WORK TO COMPLETE ->
Below are some records. Pull every line that contains the word "Evolution".

Figure data in JSON

===

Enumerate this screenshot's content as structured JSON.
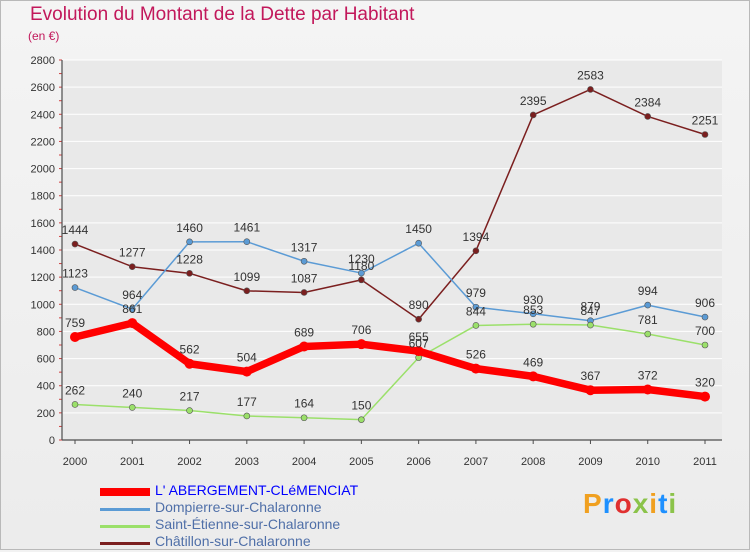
{
  "title": "Evolution du Montant de la Dette par Habitant",
  "subtitle": "(en €)",
  "logo": {
    "text": "Proxiti",
    "colors": [
      "#f0a020",
      "#1e90ff",
      "#e03030",
      "#8bc34a",
      "#f0a020",
      "#1e90ff",
      "#8bc34a"
    ]
  },
  "colors": {
    "title": "#c2185b",
    "axis": "#4d4d4d",
    "grid": "#ffffff",
    "label": "#333333"
  },
  "chart_data": {
    "type": "line",
    "title": "Evolution du Montant de la Dette par Habitant",
    "ylabel": "(en €)",
    "xlabel": "",
    "ylim": [
      0,
      2800
    ],
    "yticks": [
      0,
      200,
      400,
      600,
      800,
      1000,
      1200,
      1400,
      1600,
      1800,
      2000,
      2200,
      2400,
      2600,
      2800
    ],
    "categories": [
      "2000",
      "2001",
      "2002",
      "2003",
      "2004",
      "2005",
      "2006",
      "2007",
      "2008",
      "2009",
      "2010",
      "2011"
    ],
    "grid": true,
    "legend": "bottom-left",
    "series": [
      {
        "name": "L' ABERGEMENT-CLéMENCIAT",
        "color": "#ff0000",
        "legend_color": "#0000ff",
        "stroke": 7.5,
        "marker": 5,
        "values": [
          759,
          861,
          562,
          504,
          689,
          706,
          655,
          526,
          469,
          367,
          372,
          320
        ],
        "labels": [
          "759",
          "861",
          "562",
          "504",
          "689",
          "706",
          "655",
          "526",
          "469",
          "367",
          "372",
          "320"
        ]
      },
      {
        "name": "Dompierre-sur-Chalaronne",
        "color": "#5b9bd5",
        "legend_color": "#4f6fa8",
        "stroke": 1.5,
        "marker": 3,
        "values": [
          1123,
          964,
          1460,
          1461,
          1317,
          1230,
          1450,
          979,
          930,
          879,
          994,
          906
        ],
        "labels": [
          "1123",
          "964",
          "1460",
          "1461",
          "1317",
          "1230",
          "1450",
          "979",
          "930",
          "879",
          "994",
          "906"
        ]
      },
      {
        "name": "Saint-Étienne-sur-Chalaronne",
        "color": "#9be06a",
        "legend_color": "#4f6fa8",
        "stroke": 1.5,
        "marker": 3,
        "values": [
          262,
          240,
          217,
          177,
          164,
          150,
          607,
          844,
          853,
          847,
          781,
          700
        ],
        "labels": [
          "262",
          "240",
          "217",
          "177",
          "164",
          "150",
          "607",
          "844",
          "853",
          "847",
          "781",
          "700"
        ]
      },
      {
        "name": "Châtillon-sur-Chalaronne",
        "color": "#7b1f1f",
        "legend_color": "#4f6fa8",
        "stroke": 1.5,
        "marker": 3,
        "values": [
          1444,
          1277,
          1228,
          1099,
          1087,
          1180,
          890,
          1394,
          2395,
          2583,
          2384,
          2251
        ],
        "labels": [
          "1444",
          "1277",
          "1228",
          "1099",
          "1087",
          "1180",
          "890",
          "1394",
          "2395",
          "2583",
          "2384",
          "2251"
        ]
      }
    ]
  }
}
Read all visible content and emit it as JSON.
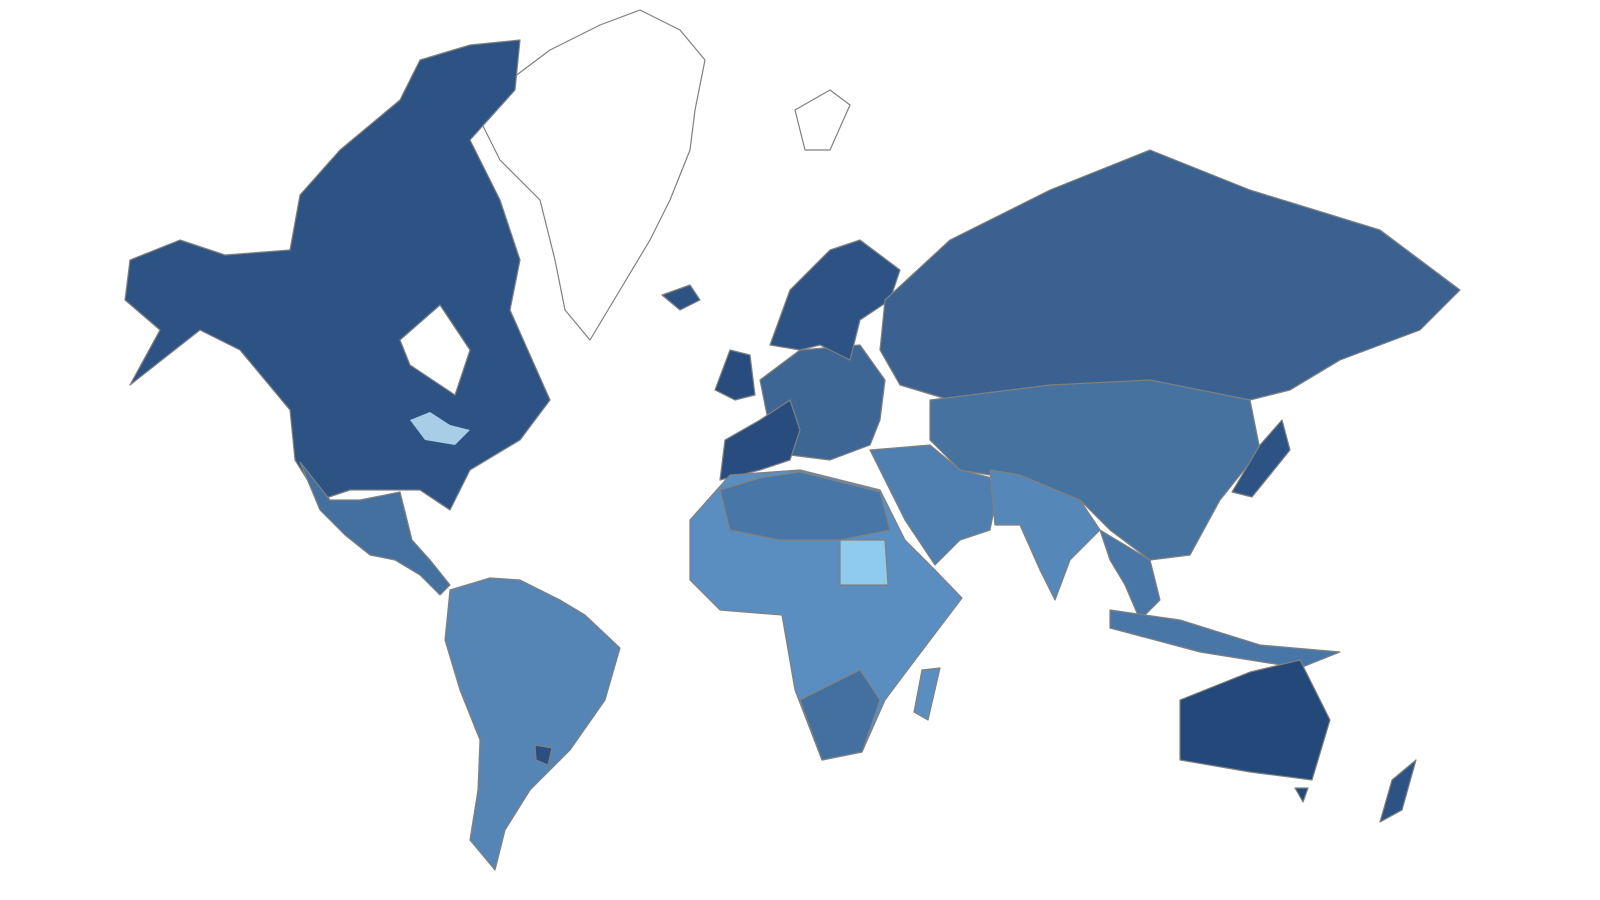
{
  "map": {
    "type": "choropleth",
    "projection": "mercator",
    "legend": "none",
    "background": "#ffffff",
    "border_color": "#808080",
    "colors": {
      "north_america": "#2d5384",
      "mexico_central_america": "#44709f",
      "south_america": "#5585b5",
      "uruguay": "#2a4f80",
      "greenland": "#ffffff",
      "europe": "#3d6694",
      "scandinavia": "#2d5384",
      "western_europe": "#274c7d",
      "russia": "#3a6190",
      "asia": "#45729f",
      "middle_east": "#4f7fb0",
      "south_asia": "#5587b8",
      "africa": "#5b8ec0",
      "north_africa": "#4876a6",
      "southern_africa": "#44709f",
      "sudan": "#8ecbee",
      "madagascar": "#5b8ec0",
      "southeast_asia": "#4876a6",
      "japan": "#2d5384",
      "australia": "#22497a",
      "new_zealand": "#2d5384",
      "lakes": "#a8cde6"
    }
  }
}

===

EXERCISE OUTPUT ->
  "title": "Evolution du Montant de la Dette par Habitant",
    "title": "Evolution du Montant de la Dette par Habitant",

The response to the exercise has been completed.